>> START

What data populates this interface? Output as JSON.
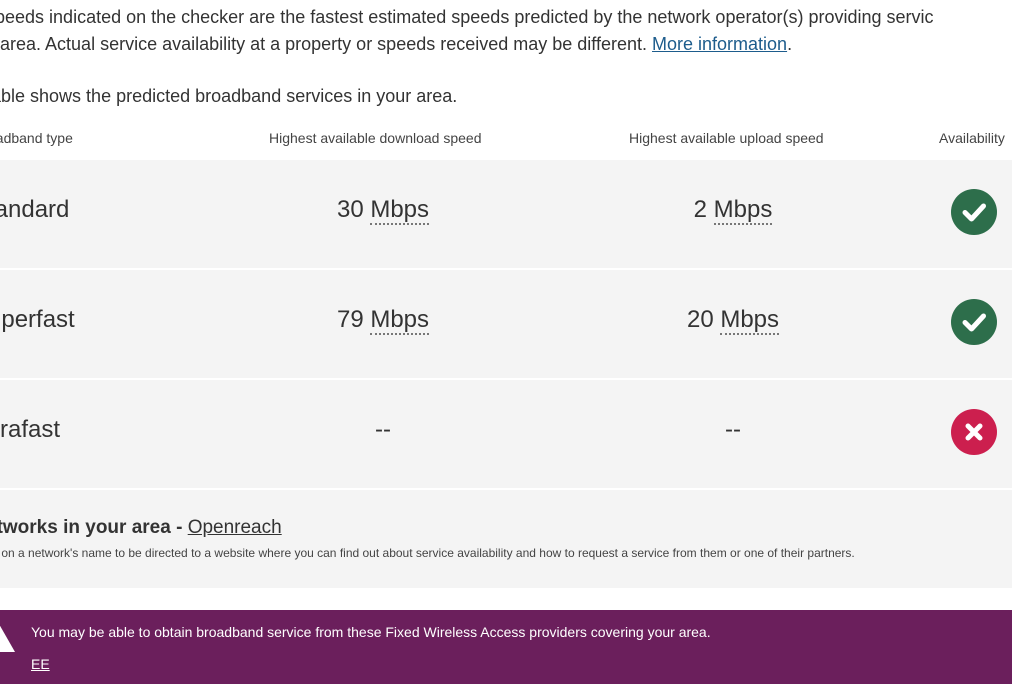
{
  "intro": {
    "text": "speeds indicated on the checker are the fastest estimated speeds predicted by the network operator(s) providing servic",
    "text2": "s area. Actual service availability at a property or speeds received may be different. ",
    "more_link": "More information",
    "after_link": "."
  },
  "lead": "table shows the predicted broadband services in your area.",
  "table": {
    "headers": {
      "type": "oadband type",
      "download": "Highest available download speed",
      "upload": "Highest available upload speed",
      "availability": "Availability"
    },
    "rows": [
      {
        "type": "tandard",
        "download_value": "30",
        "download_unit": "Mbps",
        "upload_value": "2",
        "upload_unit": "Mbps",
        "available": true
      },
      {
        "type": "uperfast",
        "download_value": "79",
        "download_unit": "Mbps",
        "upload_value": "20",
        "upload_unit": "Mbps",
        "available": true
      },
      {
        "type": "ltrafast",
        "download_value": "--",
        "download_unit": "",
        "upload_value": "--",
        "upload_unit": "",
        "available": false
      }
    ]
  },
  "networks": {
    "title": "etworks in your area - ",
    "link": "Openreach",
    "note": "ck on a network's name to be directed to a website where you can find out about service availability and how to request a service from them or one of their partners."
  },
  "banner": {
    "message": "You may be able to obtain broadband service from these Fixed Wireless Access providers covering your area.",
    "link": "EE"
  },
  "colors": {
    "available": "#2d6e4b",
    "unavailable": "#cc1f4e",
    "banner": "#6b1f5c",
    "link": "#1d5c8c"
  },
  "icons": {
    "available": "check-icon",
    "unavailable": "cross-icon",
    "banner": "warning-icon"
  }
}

>> END

Look through the material and copy each line that has "table".

  "lead": "table shows the predicted broadband services in your area.",
  "table": {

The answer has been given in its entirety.